- _TASK DETAILS_: Below are some records; work out how many of their lines contain "title" and give the number only.

(Entries taken from a collection)
= = = = =

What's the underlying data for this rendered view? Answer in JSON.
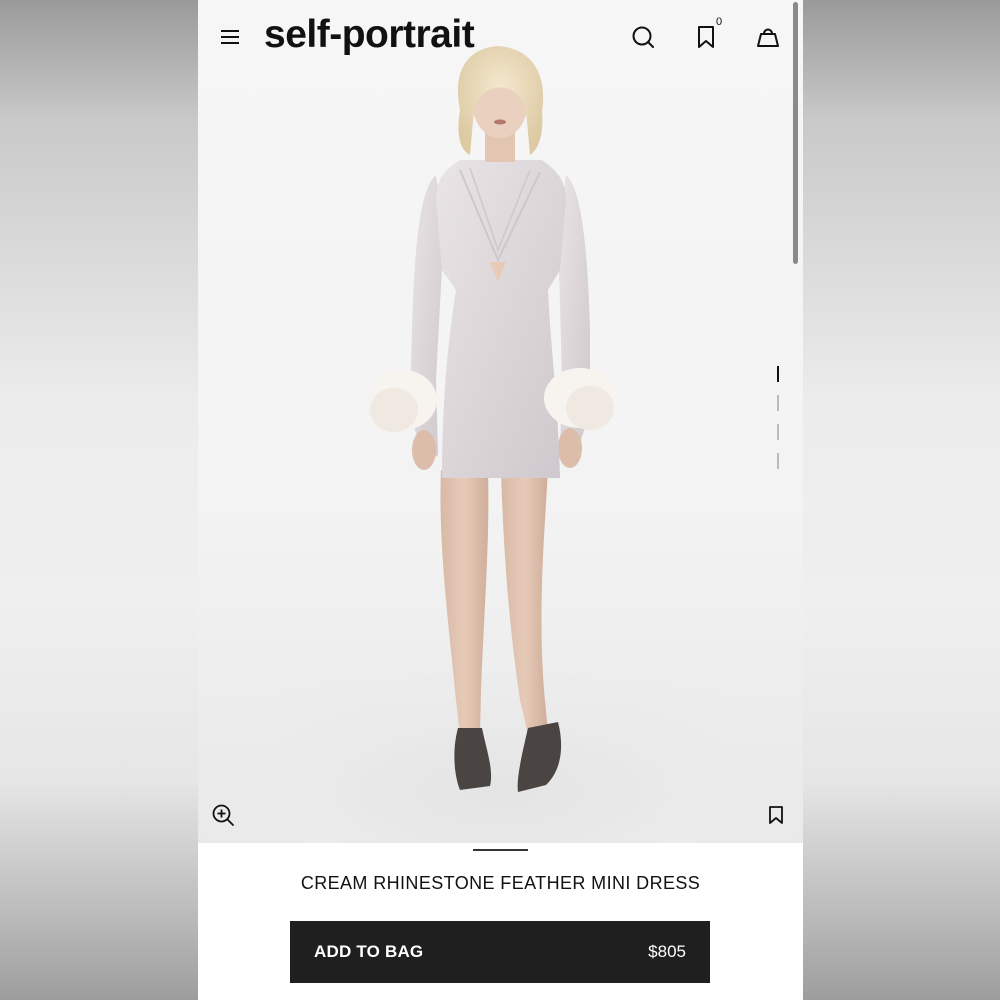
{
  "header": {
    "brand": "self-portrait",
    "wishlist_count": "0",
    "icons": [
      "hamburger-icon",
      "search-icon",
      "bookmark-icon",
      "shopping-bag-icon"
    ]
  },
  "gallery": {
    "image_count": 4,
    "active_index": 0,
    "icons": [
      "zoom-in-icon",
      "bookmark-icon"
    ]
  },
  "product": {
    "title": "CREAM RHINESTONE FEATHER MINI DRESS",
    "add_to_bag_label": "ADD TO BAG",
    "price": "$805"
  },
  "colors": {
    "button_bg": "#1f1f1f",
    "text": "#111111"
  }
}
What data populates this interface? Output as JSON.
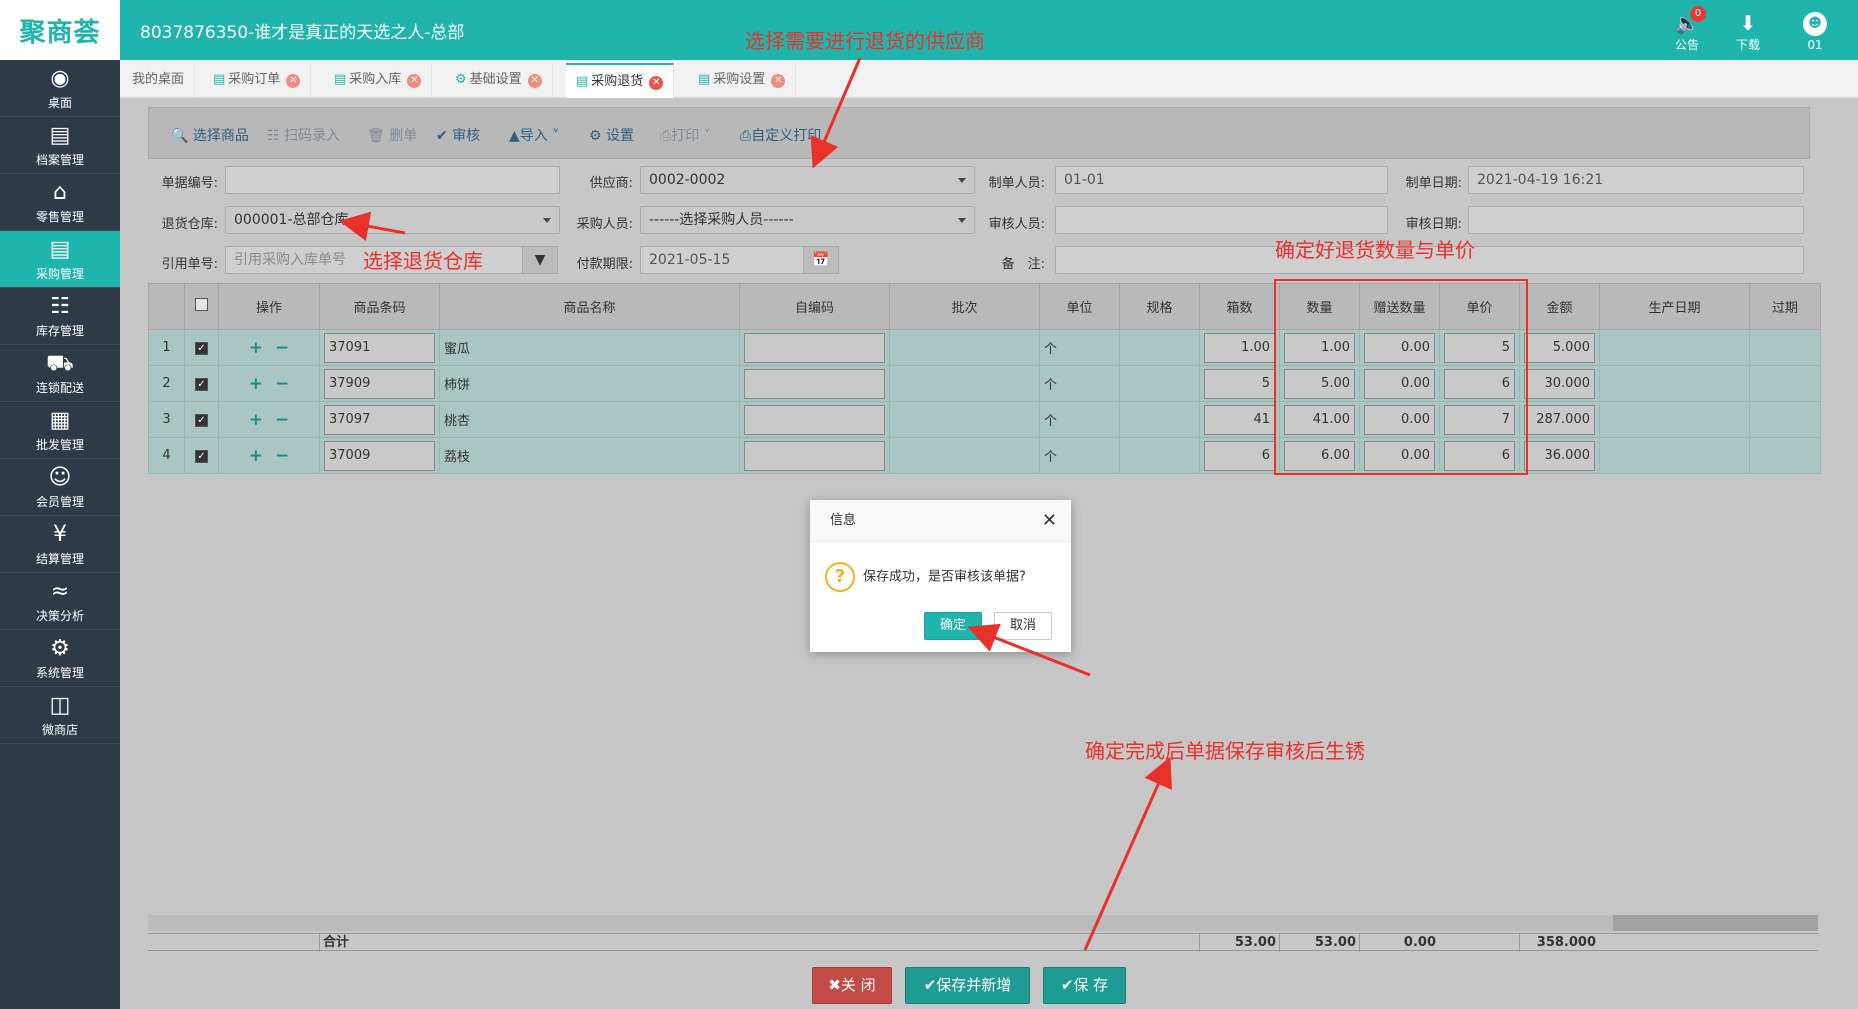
{
  "header": {
    "logo": "聚商荟",
    "title": "8037876350-谁才是真正的天选之人-总部",
    "notice_label": "公告",
    "notice_count": "0",
    "download_label": "下载",
    "user_label": "01"
  },
  "sidebar": {
    "items": [
      {
        "label": "桌面",
        "icon": "dashboard-icon"
      },
      {
        "label": "档案管理",
        "icon": "archive-icon"
      },
      {
        "label": "零售管理",
        "icon": "store-icon"
      },
      {
        "label": "采购管理",
        "icon": "purchase-icon",
        "active": true
      },
      {
        "label": "库存管理",
        "icon": "inventory-icon"
      },
      {
        "label": "连锁配送",
        "icon": "truck-icon"
      },
      {
        "label": "批发管理",
        "icon": "wholesale-icon"
      },
      {
        "label": "会员管理",
        "icon": "member-icon"
      },
      {
        "label": "结算管理",
        "icon": "settlement-icon"
      },
      {
        "label": "决策分析",
        "icon": "chart-icon"
      },
      {
        "label": "系统管理",
        "icon": "gear-icon"
      },
      {
        "label": "微商店",
        "icon": "shop-icon"
      }
    ]
  },
  "tabs": [
    {
      "label": "我的桌面",
      "closable": false
    },
    {
      "label": "采购订单",
      "closable": true
    },
    {
      "label": "采购入库",
      "closable": true
    },
    {
      "label": "基础设置",
      "closable": true
    },
    {
      "label": "采购退货",
      "closable": true,
      "active": true
    },
    {
      "label": "采购设置",
      "closable": true
    }
  ],
  "toolbar": {
    "select_goods": "选择商品",
    "scan_entry": "扫码录入",
    "delete_doc": "删单",
    "audit": "审核",
    "import": "导入",
    "settings": "设置",
    "print": "打印",
    "custom_print": "自定义打印"
  },
  "form": {
    "doc_no_label": "单据编号:",
    "doc_no_value": "",
    "supplier_label": "供应商:",
    "supplier_value": "0002-0002",
    "maker_label": "制单人员:",
    "maker_value": "01-01",
    "make_date_label": "制单日期:",
    "make_date_value": "2021-04-19 16:21",
    "warehouse_label": "退货仓库:",
    "warehouse_value": "000001-总部仓库",
    "buyer_label": "采购人员:",
    "buyer_value": "------选择采购人员------",
    "auditor_label": "审核人员:",
    "auditor_value": "",
    "audit_date_label": "审核日期:",
    "audit_date_value": "",
    "ref_no_label": "引用单号:",
    "ref_no_placeholder": "引用采购入库单号",
    "pay_due_label": "付款期限:",
    "pay_due_value": "2021-05-15",
    "remark_label": "备　注:",
    "remark_value": ""
  },
  "grid": {
    "headers": [
      "",
      "",
      "操作",
      "商品条码",
      "商品名称",
      "自编码",
      "批次",
      "单位",
      "规格",
      "箱数",
      "数量",
      "赠送数量",
      "单价",
      "金额",
      "生产日期",
      "过期"
    ],
    "rows": [
      {
        "no": "1",
        "barcode": "37091",
        "name": "蜜瓜",
        "code": "",
        "batch": "",
        "unit": "个",
        "spec": "",
        "boxes": "1.00",
        "qty": "1.00",
        "gift": "0.00",
        "price": "5",
        "amount": "5.000"
      },
      {
        "no": "2",
        "barcode": "37909",
        "name": "柿饼",
        "code": "",
        "batch": "",
        "unit": "个",
        "spec": "",
        "boxes": "5",
        "qty": "5.00",
        "gift": "0.00",
        "price": "6",
        "amount": "30.000"
      },
      {
        "no": "3",
        "barcode": "37097",
        "name": "桃杏",
        "code": "",
        "batch": "",
        "unit": "个",
        "spec": "",
        "boxes": "41",
        "qty": "41.00",
        "gift": "0.00",
        "price": "7",
        "amount": "287.000"
      },
      {
        "no": "4",
        "barcode": "37009",
        "name": "荔枝",
        "code": "",
        "batch": "",
        "unit": "个",
        "spec": "",
        "boxes": "6",
        "qty": "6.00",
        "gift": "0.00",
        "price": "6",
        "amount": "36.000"
      }
    ],
    "summary": {
      "label": "合计",
      "boxes": "53.00",
      "qty": "53.00",
      "gift": "0.00",
      "amount": "358.000"
    }
  },
  "bottom_buttons": {
    "close": "关 闭",
    "save_new": "保存并新增",
    "save": "保 存"
  },
  "modal": {
    "title": "信息",
    "message": "保存成功，是否审核该单据?",
    "ok": "确定",
    "cancel": "取消"
  },
  "annotations": {
    "supplier_note": "选择需要进行退货的供应商",
    "warehouse_note": "选择退货仓库",
    "qty_price_note": "确定好退货数量与单价",
    "confirm_note": "确定完成后单据保存审核后生锈"
  },
  "colors": {
    "accent": "#1fb5ad",
    "sidebar": "#2e3a47",
    "annotation": "#e8312b"
  }
}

= = = = =

- _SOLUTION TO THIS PROBLEM_: 3